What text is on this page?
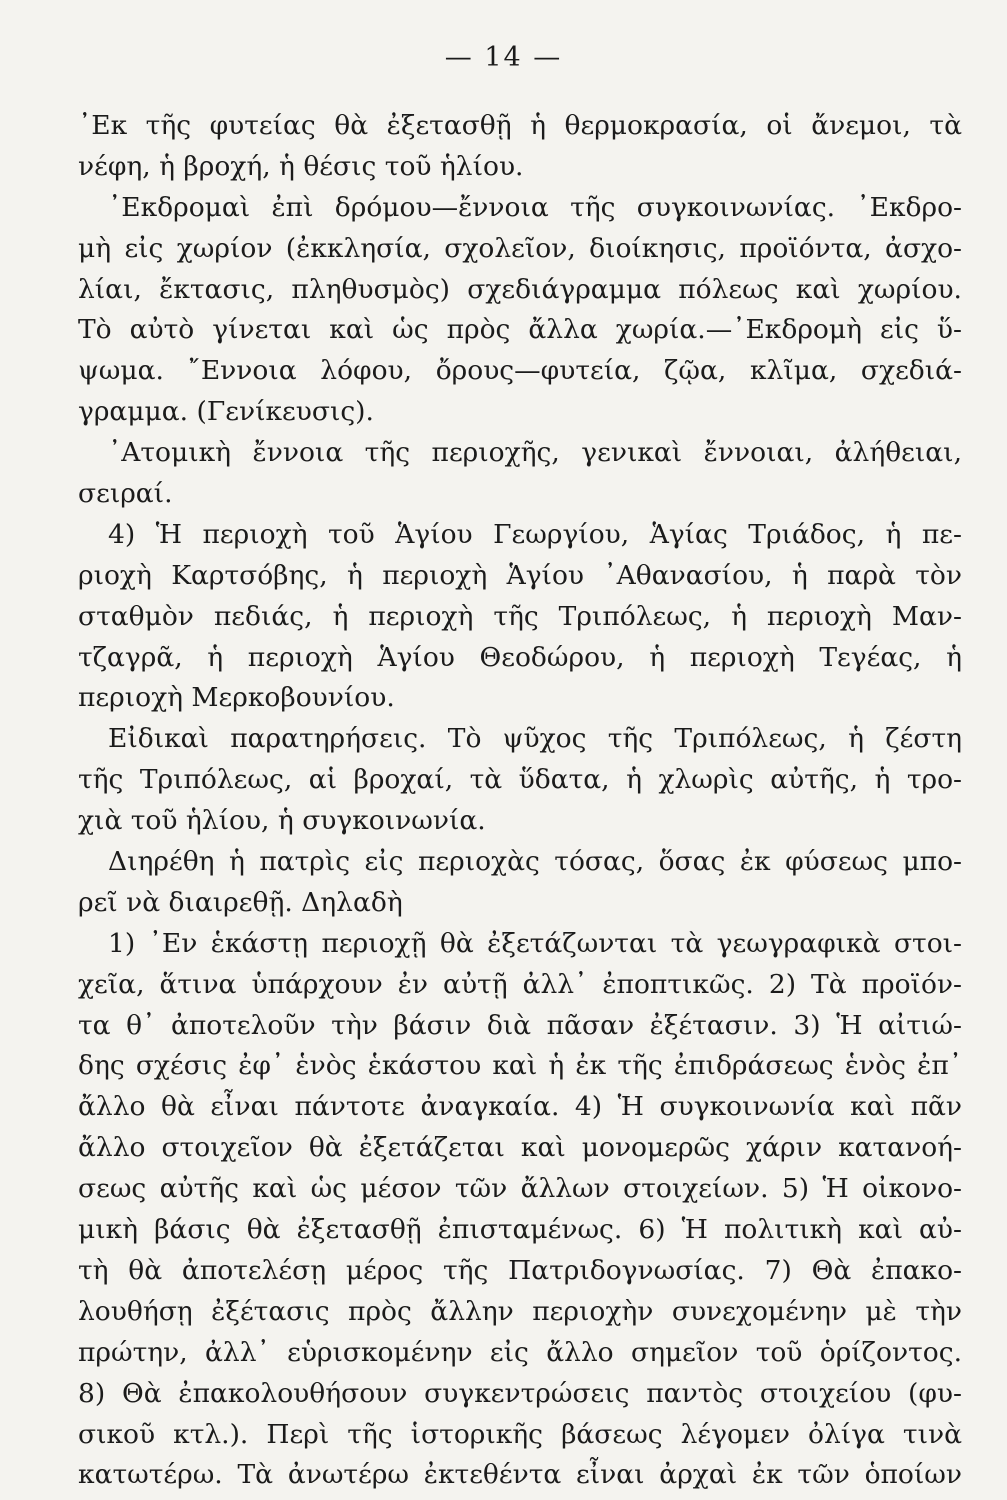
— 14 —
᾿Εκ τῆς φυτείας θὰ ἐξετασθῇ ἡ θερμοκρασία, οἱ ἄνεμοι, τὰ
νέφη, ἡ βροχή, ἡ θέσις τοῦ ἡλίου.
᾿Εκδρομαὶ ἐπὶ δρόμου—ἔννοια τῆς συγκοινωνίας. ᾿Εκδρο-
μὴ εἰς χωρίον (ἐκκλησία, σχολεῖον, διοίκησις, προϊόντα, ἀσχο-
λίαι, ἔκτασις, πληθυσμὸς) σχεδιάγραμμα πόλεως καὶ χωρίου.
Τὸ αὐτὸ γίνεται καὶ ὡς πρὸς ἄλλα χωρία.—᾿Εκδρομὴ εἰς ὕ-
ψωμα. ῎Εννοια λόφου, ὄρους—φυτεία, ζῷα, κλῖμα, σχεδιά-
γραμμα. (Γενίκευσις).
᾿Ατομικὴ ἔννοια τῆς περιοχῆς, γενικαὶ ἔννοιαι, ἀλήθειαι,
σειραί.
4) Ἡ περιοχὴ τοῦ Ἁγίου Γεωργίου, Ἁγίας Τριάδος, ἡ πε-
ριοχὴ Καρτσόβης, ἡ περιοχὴ Ἁγίου ᾿Αθανασίου, ἡ παρὰ τὸν
σταθμὸν πεδιάς, ἡ περιοχὴ τῆς Τριπόλεως, ἡ περιοχὴ Μαν-
τζαγρᾶ, ἡ περιοχὴ Ἁγίου Θεοδώρου, ἡ περιοχὴ Τεγέας, ἡ
περιοχὴ Μερκοβουνίου.
Εἰδικαὶ παρατηρήσεις. Τὸ ψῦχος τῆς Τριπόλεως, ἡ ζέστη
τῆς Τριπόλεως, αἱ βροχαί, τὰ ὕδατα, ἡ χλωρὶς αὐτῆς, ἡ τρο-
χιὰ τοῦ ἡλίου, ἡ συγκοινωνία.
Διηρέθη ἡ πατρὶς εἰς περιοχὰς τόσας, ὅσας ἐκ φύσεως μπο-
ρεῖ νὰ διαιρεθῇ. Δηλαδὴ
1) ᾿Εν ἑκάστῃ περιοχῇ θὰ ἐξετάζωνται τὰ γεωγραφικὰ στοι-
χεῖα, ἅτινα ὑπάρχουν ἐν αὐτῇ ἀλλ᾿ ἐποπτικῶς. 2) Τὰ προϊόν-
τα θ᾿ ἀποτελοῦν τὴν βάσιν διὰ πᾶσαν ἐξέτασιν. 3) Ἡ αἰτιώ-
δης σχέσις ἐφ᾿ ἑνὸς ἑκάστου καὶ ἡ ἐκ τῆς ἐπιδράσεως ἑνὸς ἐπ᾿
ἄλλο θὰ εἶναι πάντοτε ἀναγκαία. 4) Ἡ συγκοινωνία καὶ πᾶν
ἄλλο στοιχεῖον θὰ ἐξετάζεται καὶ μονομερῶς χάριν κατανοή-
σεως αὐτῆς καὶ ὡς μέσον τῶν ἄλλων στοιχείων. 5) Ἡ οἰκονο-
μικὴ βάσις θὰ ἐξετασθῇ ἐπισταμένως. 6) Ἡ πολιτικὴ καὶ αὐ-
τὴ θὰ ἀποτελέσῃ μέρος τῆς Πατριδογνωσίας. 7) Θὰ ἐπακο-
λουθήσῃ ἐξέτασις πρὸς ἄλλην περιοχὴν συνεχομένην μὲ τὴν
πρώτην, ἀλλ᾿ εὑρισκομένην εἰς ἄλλο σημεῖον τοῦ ὁρίζοντος.
8) Θὰ ἐπακολουθήσουν συγκεντρώσεις παντὸς στοιχείου (φυ-
σικοῦ κτλ.). Περὶ τῆς ἱστορικῆς βάσεως λέγομεν ὀλίγα τινὰ
κατωτέρω. Τὰ ἀνωτέρω ἐκτεθέντα εἶναι ἀρχαὶ ἐκ τῶν ὁποίων
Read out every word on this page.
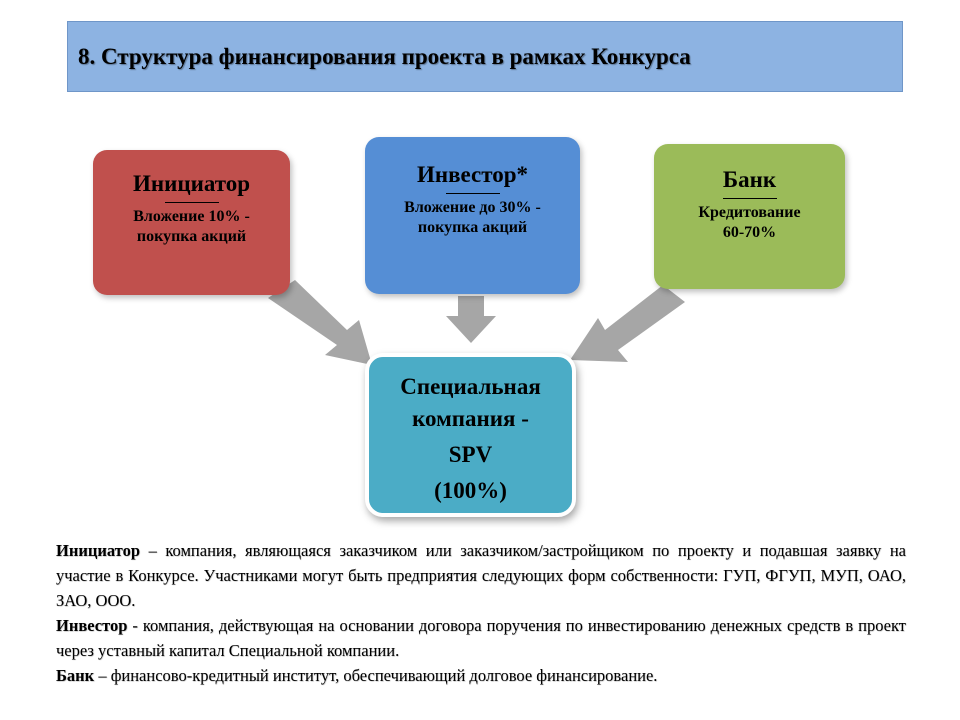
8. Структура финансирования проекта в рамках Конкурса
Инициатор
Вложение 10% -
покупка акций
Инвестор*
Вложение до 30% -
покупка акций
Банк
Кредитование
60-70%
Специальная
компания -
SPV
(100%)

Инициатор – компания, являющаяся заказчиком или заказчиком/застройщиком по проекту и подавшая заявку на участие в Конкурсе. Участниками могут быть предприятия следующих форм собственности: ГУП, ФГУП, МУП, ОАО, ЗАО, ООО.

Инвестор - компания, действующая на основании договора поручения по инвестированию денежных средств в проект через уставный капитал Специальной компании.

Банк – финансово-кредитный институт, обеспечивающий долговое финансирование.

> [What you should do] Output a faithful copy of the data, with each picture left out.

> [Full output]
What text is on this page?
— 14 —
᾿Εκ τῆς φυτείας θὰ ἐξετασθῇ ἡ θερμοκρασία, οἱ ἄνεμοι, τὰ
νέφη, ἡ βροχή, ἡ θέσις τοῦ ἡλίου.
᾿Εκδρομαὶ ἐπὶ δρόμου—ἔννοια τῆς συγκοινωνίας. ᾿Εκδρο-
μὴ εἰς χωρίον (ἐκκλησία, σχολεῖον, διοίκησις, προϊόντα, ἀσχο-
λίαι, ἔκτασις, πληθυσμὸς) σχεδιάγραμμα πόλεως καὶ χωρίου.
Τὸ αὐτὸ γίνεται καὶ ὡς πρὸς ἄλλα χωρία.—᾿Εκδρομὴ εἰς ὕ-
ψωμα. ῎Εννοια λόφου, ὄρους—φυτεία, ζῷα, κλῖμα, σχεδιά-
γραμμα. (Γενίκευσις).
᾿Ατομικὴ ἔννοια τῆς περιοχῆς, γενικαὶ ἔννοιαι, ἀλήθειαι,
σειραί.
4) Ἡ περιοχὴ τοῦ Ἁγίου Γεωργίου, Ἁγίας Τριάδος, ἡ πε-
ριοχὴ Καρτσόβης, ἡ περιοχὴ Ἁγίου ᾿Αθανασίου, ἡ παρὰ τὸν
σταθμὸν πεδιάς, ἡ περιοχὴ τῆς Τριπόλεως, ἡ περιοχὴ Μαν-
τζαγρᾶ, ἡ περιοχὴ Ἁγίου Θεοδώρου, ἡ περιοχὴ Τεγέας, ἡ
περιοχὴ Μερκοβουνίου.
Εἰδικαὶ παρατηρήσεις. Τὸ ψῦχος τῆς Τριπόλεως, ἡ ζέστη
τῆς Τριπόλεως, αἱ βροχαί, τὰ ὕδατα, ἡ χλωρὶς αὐτῆς, ἡ τρο-
χιὰ τοῦ ἡλίου, ἡ συγκοινωνία.
Διηρέθη ἡ πατρὶς εἰς περιοχὰς τόσας, ὅσας ἐκ φύσεως μπο-
ρεῖ νὰ διαιρεθῇ. Δηλαδὴ
1) ᾿Εν ἑκάστῃ περιοχῇ θὰ ἐξετάζωνται τὰ γεωγραφικὰ στοι-
χεῖα, ἅτινα ὑπάρχουν ἐν αὐτῇ ἀλλ᾿ ἐποπτικῶς. 2) Τὰ προϊόν-
τα θ᾿ ἀποτελοῦν τὴν βάσιν διὰ πᾶσαν ἐξέτασιν. 3) Ἡ αἰτιώ-
δης σχέσις ἐφ᾿ ἑνὸς ἑκάστου καὶ ἡ ἐκ τῆς ἐπιδράσεως ἑνὸς ἐπ᾿
ἄλλο θὰ εἶναι πάντοτε ἀναγκαία. 4) Ἡ συγκοινωνία καὶ πᾶν
ἄλλο στοιχεῖον θὰ ἐξετάζεται καὶ μονομερῶς χάριν κατανοή-
σεως αὐτῆς καὶ ὡς μέσον τῶν ἄλλων στοιχείων. 5) Ἡ οἰκονο-
μικὴ βάσις θὰ ἐξετασθῇ ἐπισταμένως. 6) Ἡ πολιτικὴ καὶ αὐ-
τὴ θὰ ἀποτελέσῃ μέρος τῆς Πατριδογνωσίας. 7) Θὰ ἐπακο-
λουθήσῃ ἐξέτασις πρὸς ἄλλην περιοχὴν συνεχομένην μὲ τὴν
πρώτην, ἀλλ᾿ εὑρισκομένην εἰς ἄλλο σημεῖον τοῦ ὁρίζοντος.
8) Θὰ ἐπακολουθήσουν συγκεντρώσεις παντὸς στοιχείου (φυ-
σικοῦ κτλ.). Περὶ τῆς ἱστορικῆς βάσεως λέγομεν ὀλίγα τινὰ
κατωτέρω. Τὰ ἀνωτέρω ἐκτεθέντα εἶναι ἀρχαὶ ἐκ τῶν ὁποίων
Read out every word on this page.
8. Структура финансирования проекта в рамках Конкурса
Инициатор
Вложение 10% -
покупка акций
Инвестор*
Вложение до 30% -
покупка акций
Банк
Кредитование
60-70%
Специальная
компания -
SPV
(100%)

Инициатор – компания, являющаяся заказчиком или заказчиком/застройщиком по проекту и подавшая заявку на участие в Конкурсе. Участниками могут быть предприятия следующих форм собственности: ГУП, ФГУП, МУП, ОАО, ЗАО, ООО.

Инвестор - компания, действующая на основании договора поручения по инвестированию денежных средств в проект через уставный капитал Специальной компании.

Банк – финансово-кредитный институт, обеспечивающий долговое финансирование.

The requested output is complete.